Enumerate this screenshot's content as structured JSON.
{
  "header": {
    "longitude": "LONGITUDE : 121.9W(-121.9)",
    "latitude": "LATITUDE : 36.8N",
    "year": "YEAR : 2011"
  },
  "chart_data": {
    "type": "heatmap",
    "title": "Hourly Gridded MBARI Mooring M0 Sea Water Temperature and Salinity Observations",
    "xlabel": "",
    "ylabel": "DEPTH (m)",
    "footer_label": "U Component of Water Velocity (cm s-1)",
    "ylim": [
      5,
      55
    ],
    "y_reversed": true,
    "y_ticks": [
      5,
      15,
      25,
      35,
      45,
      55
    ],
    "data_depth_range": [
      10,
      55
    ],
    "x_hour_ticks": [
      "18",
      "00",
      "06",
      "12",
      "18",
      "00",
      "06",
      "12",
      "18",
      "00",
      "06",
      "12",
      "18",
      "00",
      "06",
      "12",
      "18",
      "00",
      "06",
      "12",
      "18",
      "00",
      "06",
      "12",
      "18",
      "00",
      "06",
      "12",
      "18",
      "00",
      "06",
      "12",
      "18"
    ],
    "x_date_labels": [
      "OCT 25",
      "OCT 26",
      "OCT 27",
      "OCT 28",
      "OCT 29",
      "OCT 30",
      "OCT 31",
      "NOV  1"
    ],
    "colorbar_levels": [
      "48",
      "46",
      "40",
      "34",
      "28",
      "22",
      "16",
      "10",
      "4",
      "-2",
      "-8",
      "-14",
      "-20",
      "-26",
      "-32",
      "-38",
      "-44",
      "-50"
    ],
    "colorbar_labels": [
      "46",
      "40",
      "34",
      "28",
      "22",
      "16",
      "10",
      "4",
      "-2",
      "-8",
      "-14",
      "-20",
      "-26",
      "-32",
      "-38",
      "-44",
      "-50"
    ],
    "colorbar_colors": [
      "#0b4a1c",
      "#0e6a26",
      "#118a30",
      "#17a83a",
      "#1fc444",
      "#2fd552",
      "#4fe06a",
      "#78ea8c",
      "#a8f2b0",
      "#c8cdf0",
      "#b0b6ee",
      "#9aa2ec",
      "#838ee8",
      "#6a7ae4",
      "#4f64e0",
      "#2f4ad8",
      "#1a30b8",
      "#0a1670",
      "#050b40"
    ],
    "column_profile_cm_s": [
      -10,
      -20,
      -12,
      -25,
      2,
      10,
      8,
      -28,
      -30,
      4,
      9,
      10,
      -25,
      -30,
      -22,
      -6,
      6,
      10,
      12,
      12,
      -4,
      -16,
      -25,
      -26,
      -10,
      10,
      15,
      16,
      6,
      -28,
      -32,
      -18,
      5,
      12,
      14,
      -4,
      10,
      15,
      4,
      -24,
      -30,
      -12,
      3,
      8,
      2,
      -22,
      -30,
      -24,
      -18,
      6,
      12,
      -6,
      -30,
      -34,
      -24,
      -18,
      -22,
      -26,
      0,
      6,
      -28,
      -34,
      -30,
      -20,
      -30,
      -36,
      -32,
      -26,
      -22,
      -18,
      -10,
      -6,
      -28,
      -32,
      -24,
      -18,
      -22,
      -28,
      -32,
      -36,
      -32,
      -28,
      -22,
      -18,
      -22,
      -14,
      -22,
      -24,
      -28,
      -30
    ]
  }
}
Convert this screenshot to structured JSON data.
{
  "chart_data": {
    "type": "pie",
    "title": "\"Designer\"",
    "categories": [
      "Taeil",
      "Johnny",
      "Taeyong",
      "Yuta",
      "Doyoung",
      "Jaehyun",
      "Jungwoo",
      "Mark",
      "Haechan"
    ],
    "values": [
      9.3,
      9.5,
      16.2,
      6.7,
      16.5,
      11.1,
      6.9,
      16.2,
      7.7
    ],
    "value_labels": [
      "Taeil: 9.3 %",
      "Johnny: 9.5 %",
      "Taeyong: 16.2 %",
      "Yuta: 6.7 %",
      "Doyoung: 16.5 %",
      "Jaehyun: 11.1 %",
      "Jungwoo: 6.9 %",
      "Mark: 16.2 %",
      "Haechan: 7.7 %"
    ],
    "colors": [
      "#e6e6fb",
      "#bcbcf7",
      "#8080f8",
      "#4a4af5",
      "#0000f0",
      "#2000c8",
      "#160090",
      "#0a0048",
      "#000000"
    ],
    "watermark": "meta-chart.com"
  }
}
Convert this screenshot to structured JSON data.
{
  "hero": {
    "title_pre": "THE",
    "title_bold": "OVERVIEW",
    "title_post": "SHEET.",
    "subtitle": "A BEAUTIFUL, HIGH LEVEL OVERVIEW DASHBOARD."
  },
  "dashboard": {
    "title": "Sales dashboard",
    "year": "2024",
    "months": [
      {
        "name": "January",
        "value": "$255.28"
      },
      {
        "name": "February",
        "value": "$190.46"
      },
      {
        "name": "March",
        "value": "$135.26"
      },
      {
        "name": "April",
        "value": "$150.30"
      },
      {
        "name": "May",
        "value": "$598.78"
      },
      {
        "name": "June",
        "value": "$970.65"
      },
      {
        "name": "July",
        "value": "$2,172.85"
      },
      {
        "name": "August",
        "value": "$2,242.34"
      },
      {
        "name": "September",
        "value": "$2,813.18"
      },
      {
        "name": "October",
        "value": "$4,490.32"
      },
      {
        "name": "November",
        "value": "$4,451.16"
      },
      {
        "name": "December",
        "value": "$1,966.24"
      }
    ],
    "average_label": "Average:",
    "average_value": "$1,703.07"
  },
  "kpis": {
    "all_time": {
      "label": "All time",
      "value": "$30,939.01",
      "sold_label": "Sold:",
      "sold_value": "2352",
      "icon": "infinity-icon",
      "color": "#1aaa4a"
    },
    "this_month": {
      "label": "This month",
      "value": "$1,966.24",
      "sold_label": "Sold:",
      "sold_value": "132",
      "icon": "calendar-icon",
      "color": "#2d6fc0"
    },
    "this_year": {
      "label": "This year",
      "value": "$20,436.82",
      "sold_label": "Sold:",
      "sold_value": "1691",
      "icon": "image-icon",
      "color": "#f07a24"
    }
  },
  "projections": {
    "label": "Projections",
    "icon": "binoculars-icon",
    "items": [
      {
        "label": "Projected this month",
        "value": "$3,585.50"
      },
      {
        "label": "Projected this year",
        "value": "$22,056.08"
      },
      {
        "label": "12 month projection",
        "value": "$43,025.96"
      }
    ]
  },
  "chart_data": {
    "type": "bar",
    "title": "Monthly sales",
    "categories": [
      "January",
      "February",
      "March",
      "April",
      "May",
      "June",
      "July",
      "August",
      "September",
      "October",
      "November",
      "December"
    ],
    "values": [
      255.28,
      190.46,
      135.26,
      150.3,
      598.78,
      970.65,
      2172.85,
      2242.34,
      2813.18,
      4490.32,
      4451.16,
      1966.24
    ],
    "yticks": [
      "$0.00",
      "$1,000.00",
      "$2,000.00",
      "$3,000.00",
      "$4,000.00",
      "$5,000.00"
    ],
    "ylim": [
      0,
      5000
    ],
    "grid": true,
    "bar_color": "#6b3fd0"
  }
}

· · · ·

* [Task objective]
Extract all lines as given.

* [Result of this exercise]
Enumerate this screenshot's content as structured JSON.
{
  "header": {
    "longitude": "LONGITUDE : 121.9W(-121.9)",
    "latitude": "LATITUDE : 36.8N",
    "year": "YEAR : 2011"
  },
  "chart_data": {
    "type": "heatmap",
    "title": "Hourly Gridded MBARI Mooring M0 Sea Water Temperature and Salinity Observations",
    "xlabel": "",
    "ylabel": "DEPTH (m)",
    "footer_label": "U Component of Water Velocity (cm s-1)",
    "ylim": [
      5,
      55
    ],
    "y_reversed": true,
    "y_ticks": [
      5,
      15,
      25,
      35,
      45,
      55
    ],
    "data_depth_range": [
      10,
      55
    ],
    "x_hour_ticks": [
      "18",
      "00",
      "06",
      "12",
      "18",
      "00",
      "06",
      "12",
      "18",
      "00",
      "06",
      "12",
      "18",
      "00",
      "06",
      "12",
      "18",
      "00",
      "06",
      "12",
      "18",
      "00",
      "06",
      "12",
      "18",
      "00",
      "06",
      "12",
      "18",
      "00",
      "06",
      "12",
      "18"
    ],
    "x_date_labels": [
      "OCT 25",
      "OCT 26",
      "OCT 27",
      "OCT 28",
      "OCT 29",
      "OCT 30",
      "OCT 31",
      "NOV  1"
    ],
    "colorbar_levels": [
      "48",
      "46",
      "40",
      "34",
      "28",
      "22",
      "16",
      "10",
      "4",
      "-2",
      "-8",
      "-14",
      "-20",
      "-26",
      "-32",
      "-38",
      "-44",
      "-50"
    ],
    "colorbar_labels": [
      "46",
      "40",
      "34",
      "28",
      "22",
      "16",
      "10",
      "4",
      "-2",
      "-8",
      "-14",
      "-20",
      "-26",
      "-32",
      "-38",
      "-44",
      "-50"
    ],
    "colorbar_colors": [
      "#0b4a1c",
      "#0e6a26",
      "#118a30",
      "#17a83a",
      "#1fc444",
      "#2fd552",
      "#4fe06a",
      "#78ea8c",
      "#a8f2b0",
      "#c8cdf0",
      "#b0b6ee",
      "#9aa2ec",
      "#838ee8",
      "#6a7ae4",
      "#4f64e0",
      "#2f4ad8",
      "#1a30b8",
      "#0a1670",
      "#050b40"
    ],
    "column_profile_cm_s": [
      -10,
      -20,
      -12,
      -25,
      2,
      10,
      8,
      -28,
      -30,
      4,
      9,
      10,
      -25,
      -30,
      -22,
      -6,
      6,
      10,
      12,
      12,
      -4,
      -16,
      -25,
      -26,
      -10,
      10,
      15,
      16,
      6,
      -28,
      -32,
      -18,
      5,
      12,
      14,
      -4,
      10,
      15,
      4,
      -24,
      -30,
      -12,
      3,
      8,
      2,
      -22,
      -30,
      -24,
      -18,
      6,
      12,
      -6,
      -30,
      -34,
      -24,
      -18,
      -22,
      -26,
      0,
      6,
      -28,
      -34,
      -30,
      -20,
      -30,
      -36,
      -32,
      -26,
      -22,
      -18,
      -10,
      -6,
      -28,
      -32,
      -24,
      -18,
      -22,
      -28,
      -32,
      -36,
      -32,
      -28,
      -22,
      -18,
      -22,
      -14,
      -22,
      -24,
      -28,
      -30
    ]
  }
}
Convert this screenshot to structured JSON data.
{
  "chart_data": {
    "type": "pie",
    "title": "\"Designer\"",
    "categories": [
      "Taeil",
      "Johnny",
      "Taeyong",
      "Yuta",
      "Doyoung",
      "Jaehyun",
      "Jungwoo",
      "Mark",
      "Haechan"
    ],
    "values": [
      9.3,
      9.5,
      16.2,
      6.7,
      16.5,
      11.1,
      6.9,
      16.2,
      7.7
    ],
    "value_labels": [
      "Taeil: 9.3 %",
      "Johnny: 9.5 %",
      "Taeyong: 16.2 %",
      "Yuta: 6.7 %",
      "Doyoung: 16.5 %",
      "Jaehyun: 11.1 %",
      "Jungwoo: 6.9 %",
      "Mark: 16.2 %",
      "Haechan: 7.7 %"
    ],
    "colors": [
      "#e6e6fb",
      "#bcbcf7",
      "#8080f8",
      "#4a4af5",
      "#0000f0",
      "#2000c8",
      "#160090",
      "#0a0048",
      "#000000"
    ],
    "watermark": "meta-chart.com"
  }
}
Convert this screenshot to structured JSON data.
{
  "hero": {
    "title_pre": "THE",
    "title_bold": "OVERVIEW",
    "title_post": "SHEET.",
    "subtitle": "A BEAUTIFUL, HIGH LEVEL OVERVIEW DASHBOARD."
  },
  "dashboard": {
    "title": "Sales dashboard",
    "year": "2024",
    "months": [
      {
        "name": "January",
        "value": "$255.28"
      },
      {
        "name": "February",
        "value": "$190.46"
      },
      {
        "name": "March",
        "value": "$135.26"
      },
      {
        "name": "April",
        "value": "$150.30"
      },
      {
        "name": "May",
        "value": "$598.78"
      },
      {
        "name": "June",
        "value": "$970.65"
      },
      {
        "name": "July",
        "value": "$2,172.85"
      },
      {
        "name": "August",
        "value": "$2,242.34"
      },
      {
        "name": "September",
        "value": "$2,813.18"
      },
      {
        "name": "October",
        "value": "$4,490.32"
      },
      {
        "name": "November",
        "value": "$4,451.16"
      },
      {
        "name": "December",
        "value": "$1,966.24"
      }
    ],
    "average_label": "Average:",
    "average_value": "$1,703.07"
  },
  "kpis": {
    "all_time": {
      "label": "All time",
      "value": "$30,939.01",
      "sold_label": "Sold:",
      "sold_value": "2352",
      "icon": "infinity-icon",
      "color": "#1aaa4a"
    },
    "this_month": {
      "label": "This month",
      "value": "$1,966.24",
      "sold_label": "Sold:",
      "sold_value": "132",
      "icon": "calendar-icon",
      "color": "#2d6fc0"
    },
    "this_year": {
      "label": "This year",
      "value": "$20,436.82",
      "sold_label": "Sold:",
      "sold_value": "1691",
      "icon": "image-icon",
      "color": "#f07a24"
    }
  },
  "projections": {
    "label": "Projections",
    "icon": "binoculars-icon",
    "items": [
      {
        "label": "Projected this month",
        "value": "$3,585.50"
      },
      {
        "label": "Projected this year",
        "value": "$22,056.08"
      },
      {
        "label": "12 month projection",
        "value": "$43,025.96"
      }
    ]
  },
  "chart_data": {
    "type": "bar",
    "title": "Monthly sales",
    "categories": [
      "January",
      "February",
      "March",
      "April",
      "May",
      "June",
      "July",
      "August",
      "September",
      "October",
      "November",
      "December"
    ],
    "values": [
      255.28,
      190.46,
      135.26,
      150.3,
      598.78,
      970.65,
      2172.85,
      2242.34,
      2813.18,
      4490.32,
      4451.16,
      1966.24
    ],
    "yticks": [
      "$0.00",
      "$1,000.00",
      "$2,000.00",
      "$3,000.00",
      "$4,000.00",
      "$5,000.00"
    ],
    "ylim": [
      0,
      5000
    ],
    "grid": true,
    "bar_color": "#6b3fd0"
  }
}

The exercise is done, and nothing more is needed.